● **WHAT IS NEEDED**: Will you transcribe all the entries word for word, skipping the pictures they hold?

◇ ◇ ◇

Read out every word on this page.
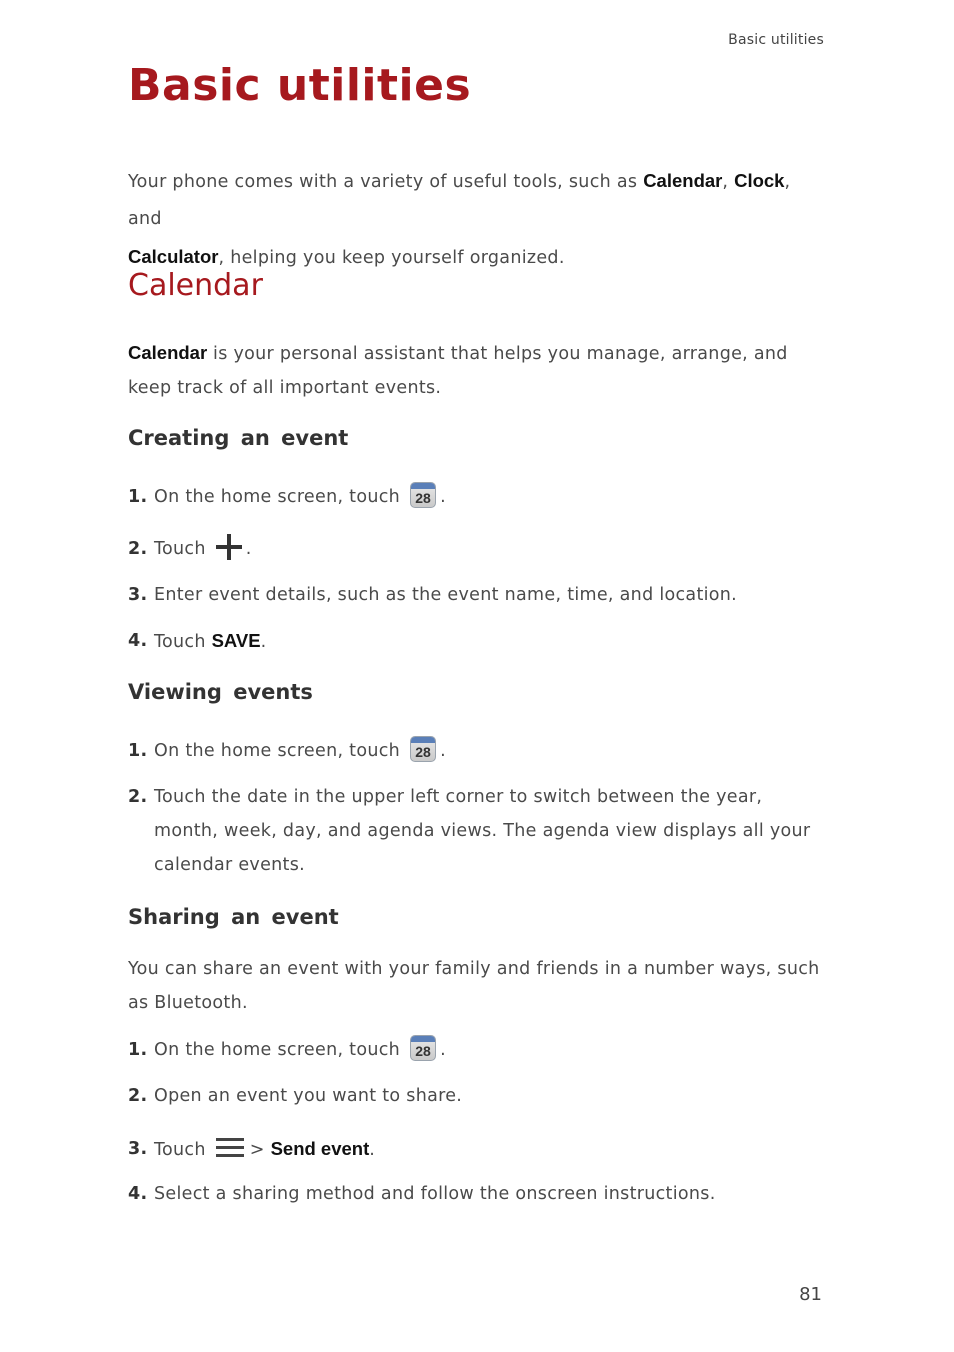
Basic utilities
Basic utilities
Your phone comes with a variety of useful tools, such as Calendar, Clock, and
Calculator, helping you keep yourself organized.
Calendar
Calendar is your personal assistant that helps you manage, arrange, and keep track of all important events.
Creating an event
1. On the home screen, touch	28 .
2. Touch .
3. Enter event details, such as the event name, time, and location.
4. Touch SAVE.
Viewing events
1. On the home screen, touch	28 .
2. Touch the date in the upper left corner to switch between the year, month, week, day, and agenda views. The agenda view displays all your calendar events.
Sharing an event
You can share an event with your family and friends in a number ways, such as Bluetooth.
1. On the home screen, touch	28 .
2. Open an event you want to share.
3. Touch	> Send event.
4. Select a sharing method and follow the onscreen instructions.
81
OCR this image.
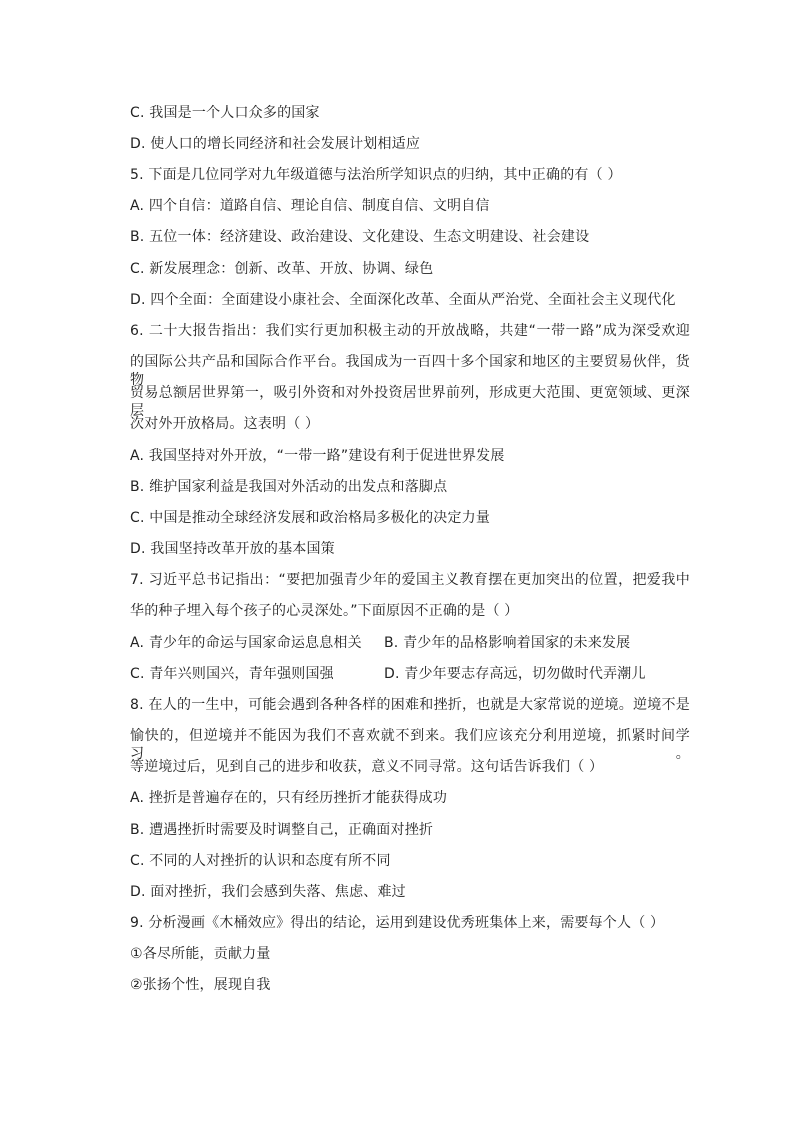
C. 我国是一个人口众多的国家
D. 使人口的增长同经济和社会发展计划相适应
5. 下面是几位同学对九年级道德与法治所学知识点的归纳，其中正确的有（ ）
A. 四个自信：道路自信、理论自信、制度自信、文明自信
B. 五位一体：经济建设、政治建设、文化建设、生态文明建设、社会建设
C. 新发展理念：创新、改革、开放、协调、绿色
D. 四个全面：全面建设小康社会、全面深化改革、全面从严治党、全面社会主义现代化
6. 二十大报告指出：我们实行更加积极主动的开放战略，共建“一带一路”成为深受欢迎
的国际公共产品和国际合作平台。我国成为一百四十多个国家和地区的主要贸易伙伴，货物
贸易总额居世界第一，吸引外资和对外投资居世界前列，形成更大范围、更宽领域、更深层
次对外开放格局。这表明（ ）
A. 我国坚持对外开放，“一带一路”建设有利于促进世界发展
B. 维护国家利益是我国对外活动的出发点和落脚点
C. 中国是推动全球经济发展和政治格局多极化的决定力量
D. 我国坚持改革开放的基本国策
7. 习近平总书记指出：“要把加强青少年的爱国主义教育摆在更加突出的位置，把爱我中
华的种子埋入每个孩子的心灵深处。”下面原因不正确的是（ ）
A. 青少年的命运与国家命运息息相关 B. 青少年的品格影响着国家的未来发展
C. 青年兴则国兴，青年强则国强	D. 青少年要志存高远，切勿做时代弄潮儿
8. 在人的一生中，可能会遇到各种各样的困难和挫折，也就是大家常说的逆境。逆境不是
愉快的，但逆境并不能因为我们不喜欢就不到来。我们应该充分利用逆境，抓紧时间学习。
等逆境过后，见到自己的进步和收获，意义不同寻常。这句话告诉我们（ ）
A. 挫折是普遍存在的，只有经历挫折才能获得成功
B. 遭遇挫折时需要及时调整自己，正确面对挫折
C. 不同的人对挫折的认识和态度有所不同
D. 面对挫折，我们会感到失落、焦虑、难过
9. 分析漫画《木桶效应》得出的结论，运用到建设优秀班集体上来，需要每个人（ ）
①各尽所能，贡献力量
②张扬个性，展现自我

◇ ◇ ◇

● **ANSWER TO THE EXERCISE**:
Read out every word on this page.
Basic utilities
Basic utilities
Your phone comes with a variety of useful tools, such as Calendar, Clock, and
Calculator, helping you keep yourself organized.
Calendar
Calendar is your personal assistant that helps you manage, arrange, and keep track of all important events.
Creating an event
1. On the home screen, touch	28 .
2. Touch .
3. Enter event details, such as the event name, time, and location.
4. Touch SAVE.
Viewing events
1. On the home screen, touch	28 .
2. Touch the date in the upper left corner to switch between the year, month, week, day, and agenda views. The agenda view displays all your calendar events.
Sharing an event
You can share an event with your family and friends in a number ways, such as Bluetooth.
1. On the home screen, touch	28 .
2. Open an event you want to share.
3. Touch	> Send event.
4. Select a sharing method and follow the onscreen instructions.
81
OCR this image.
C. 我国是一个人口众多的国家
D. 使人口的增长同经济和社会发展计划相适应
5. 下面是几位同学对九年级道德与法治所学知识点的归纳，其中正确的有（ ）
A. 四个自信：道路自信、理论自信、制度自信、文明自信
B. 五位一体：经济建设、政治建设、文化建设、生态文明建设、社会建设
C. 新发展理念：创新、改革、开放、协调、绿色
D. 四个全面：全面建设小康社会、全面深化改革、全面从严治党、全面社会主义现代化
6. 二十大报告指出：我们实行更加积极主动的开放战略，共建“一带一路”成为深受欢迎
的国际公共产品和国际合作平台。我国成为一百四十多个国家和地区的主要贸易伙伴，货物
贸易总额居世界第一，吸引外资和对外投资居世界前列，形成更大范围、更宽领域、更深层
次对外开放格局。这表明（ ）
A. 我国坚持对外开放，“一带一路”建设有利于促进世界发展
B. 维护国家利益是我国对外活动的出发点和落脚点
C. 中国是推动全球经济发展和政治格局多极化的决定力量
D. 我国坚持改革开放的基本国策
7. 习近平总书记指出：“要把加强青少年的爱国主义教育摆在更加突出的位置，把爱我中
华的种子埋入每个孩子的心灵深处。”下面原因不正确的是（ ）
A. 青少年的命运与国家命运息息相关 B. 青少年的品格影响着国家的未来发展
C. 青年兴则国兴，青年强则国强	D. 青少年要志存高远，切勿做时代弄潮儿
8. 在人的一生中，可能会遇到各种各样的困难和挫折，也就是大家常说的逆境。逆境不是
愉快的，但逆境并不能因为我们不喜欢就不到来。我们应该充分利用逆境，抓紧时间学习。
等逆境过后，见到自己的进步和收获，意义不同寻常。这句话告诉我们（ ）
A. 挫折是普遍存在的，只有经历挫折才能获得成功
B. 遭遇挫折时需要及时调整自己，正确面对挫折
C. 不同的人对挫折的认识和态度有所不同
D. 面对挫折，我们会感到失落、焦虑、难过
9. 分析漫画《木桶效应》得出的结论，运用到建设优秀班集体上来，需要每个人（ ）
①各尽所能，贡献力量
②张扬个性，展现自我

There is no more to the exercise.